**Written request**
Set down each entry from the block beneath, exactly as written.

**Record extracts**
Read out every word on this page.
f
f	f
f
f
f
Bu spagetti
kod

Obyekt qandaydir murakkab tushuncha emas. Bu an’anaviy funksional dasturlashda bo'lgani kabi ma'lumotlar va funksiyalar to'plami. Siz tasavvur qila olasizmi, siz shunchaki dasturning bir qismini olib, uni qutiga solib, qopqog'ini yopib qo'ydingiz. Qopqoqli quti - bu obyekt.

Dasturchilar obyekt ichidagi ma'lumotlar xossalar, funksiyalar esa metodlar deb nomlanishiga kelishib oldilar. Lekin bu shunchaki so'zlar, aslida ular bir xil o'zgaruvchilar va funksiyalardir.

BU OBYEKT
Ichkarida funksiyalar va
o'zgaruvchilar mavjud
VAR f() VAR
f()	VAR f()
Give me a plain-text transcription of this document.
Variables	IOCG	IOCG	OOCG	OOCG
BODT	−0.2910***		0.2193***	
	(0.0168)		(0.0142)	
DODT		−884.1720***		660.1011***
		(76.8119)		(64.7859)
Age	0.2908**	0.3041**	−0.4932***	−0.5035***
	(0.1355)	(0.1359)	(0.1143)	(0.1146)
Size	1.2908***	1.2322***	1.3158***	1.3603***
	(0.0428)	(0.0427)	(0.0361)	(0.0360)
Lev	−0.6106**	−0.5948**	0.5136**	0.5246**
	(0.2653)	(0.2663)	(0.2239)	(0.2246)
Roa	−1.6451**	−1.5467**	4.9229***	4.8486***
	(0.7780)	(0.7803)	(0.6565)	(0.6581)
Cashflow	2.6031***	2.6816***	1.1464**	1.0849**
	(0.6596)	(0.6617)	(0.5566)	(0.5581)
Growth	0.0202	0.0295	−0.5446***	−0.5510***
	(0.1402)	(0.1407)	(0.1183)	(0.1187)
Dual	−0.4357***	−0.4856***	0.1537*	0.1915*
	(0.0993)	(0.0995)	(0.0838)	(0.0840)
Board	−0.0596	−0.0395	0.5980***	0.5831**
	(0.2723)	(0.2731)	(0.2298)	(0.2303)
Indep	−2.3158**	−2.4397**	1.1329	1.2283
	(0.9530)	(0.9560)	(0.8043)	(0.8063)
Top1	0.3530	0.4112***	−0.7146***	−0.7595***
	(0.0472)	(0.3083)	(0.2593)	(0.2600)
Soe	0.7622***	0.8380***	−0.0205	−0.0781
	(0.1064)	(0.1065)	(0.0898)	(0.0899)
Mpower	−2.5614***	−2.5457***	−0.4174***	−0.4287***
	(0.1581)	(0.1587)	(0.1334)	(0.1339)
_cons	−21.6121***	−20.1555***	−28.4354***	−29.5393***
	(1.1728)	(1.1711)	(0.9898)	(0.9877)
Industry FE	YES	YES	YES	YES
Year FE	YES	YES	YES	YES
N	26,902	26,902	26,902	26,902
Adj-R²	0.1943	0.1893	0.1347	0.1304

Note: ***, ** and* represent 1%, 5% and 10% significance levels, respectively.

**Problem solution**
Read out every word on this page.
f
f	f
f
f
f
Bu spagetti
kod

Obyekt qandaydir murakkab tushuncha emas. Bu an’anaviy funksional dasturlashda bo'lgani kabi ma'lumotlar va funksiyalar to'plami. Siz tasavvur qila olasizmi, siz shunchaki dasturning bir qismini olib, uni qutiga solib, qopqog'ini yopib qo'ydingiz. Qopqoqli quti - bu obyekt.

Dasturchilar obyekt ichidagi ma'lumotlar xossalar, funksiyalar esa metodlar deb nomlanishiga kelishib oldilar. Lekin bu shunchaki so'zlar, aslida ular bir xil o'zgaruvchilar va funksiyalardir.

BU OBYEKT
Ichkarida funksiyalar va
o'zgaruvchilar mavjud
VAR f() VAR
f()	VAR f()
Give me a plain-text transcription of this document.
Variables	IOCG	IOCG	OOCG	OOCG
BODT	−0.2910***		0.2193***	
	(0.0168)		(0.0142)	
DODT		−884.1720***		660.1011***
		(76.8119)		(64.7859)
Age	0.2908**	0.3041**	−0.4932***	−0.5035***
	(0.1355)	(0.1359)	(0.1143)	(0.1146)
Size	1.2908***	1.2322***	1.3158***	1.3603***
	(0.0428)	(0.0427)	(0.0361)	(0.0360)
Lev	−0.6106**	−0.5948**	0.5136**	0.5246**
	(0.2653)	(0.2663)	(0.2239)	(0.2246)
Roa	−1.6451**	−1.5467**	4.9229***	4.8486***
	(0.7780)	(0.7803)	(0.6565)	(0.6581)
Cashflow	2.6031***	2.6816***	1.1464**	1.0849**
	(0.6596)	(0.6617)	(0.5566)	(0.5581)
Growth	0.0202	0.0295	−0.5446***	−0.5510***
	(0.1402)	(0.1407)	(0.1183)	(0.1187)
Dual	−0.4357***	−0.4856***	0.1537*	0.1915*
	(0.0993)	(0.0995)	(0.0838)	(0.0840)
Board	−0.0596	−0.0395	0.5980***	0.5831**
	(0.2723)	(0.2731)	(0.2298)	(0.2303)
Indep	−2.3158**	−2.4397**	1.1329	1.2283
	(0.9530)	(0.9560)	(0.8043)	(0.8063)
Top1	0.3530	0.4112***	−0.7146***	−0.7595***
	(0.0472)	(0.3083)	(0.2593)	(0.2600)
Soe	0.7622***	0.8380***	−0.0205	−0.0781
	(0.1064)	(0.1065)	(0.0898)	(0.0899)
Mpower	−2.5614***	−2.5457***	−0.4174***	−0.4287***
	(0.1581)	(0.1587)	(0.1334)	(0.1339)
_cons	−21.6121***	−20.1555***	−28.4354***	−29.5393***
	(1.1728)	(1.1711)	(0.9898)	(0.9877)
Industry FE	YES	YES	YES	YES
Year FE	YES	YES	YES	YES
N	26,902	26,902	26,902	26,902
Adj-R²	0.1943	0.1893	0.1347	0.1304

Note: ***, ** and* represent 1%, 5% and 10% significance levels, respectively.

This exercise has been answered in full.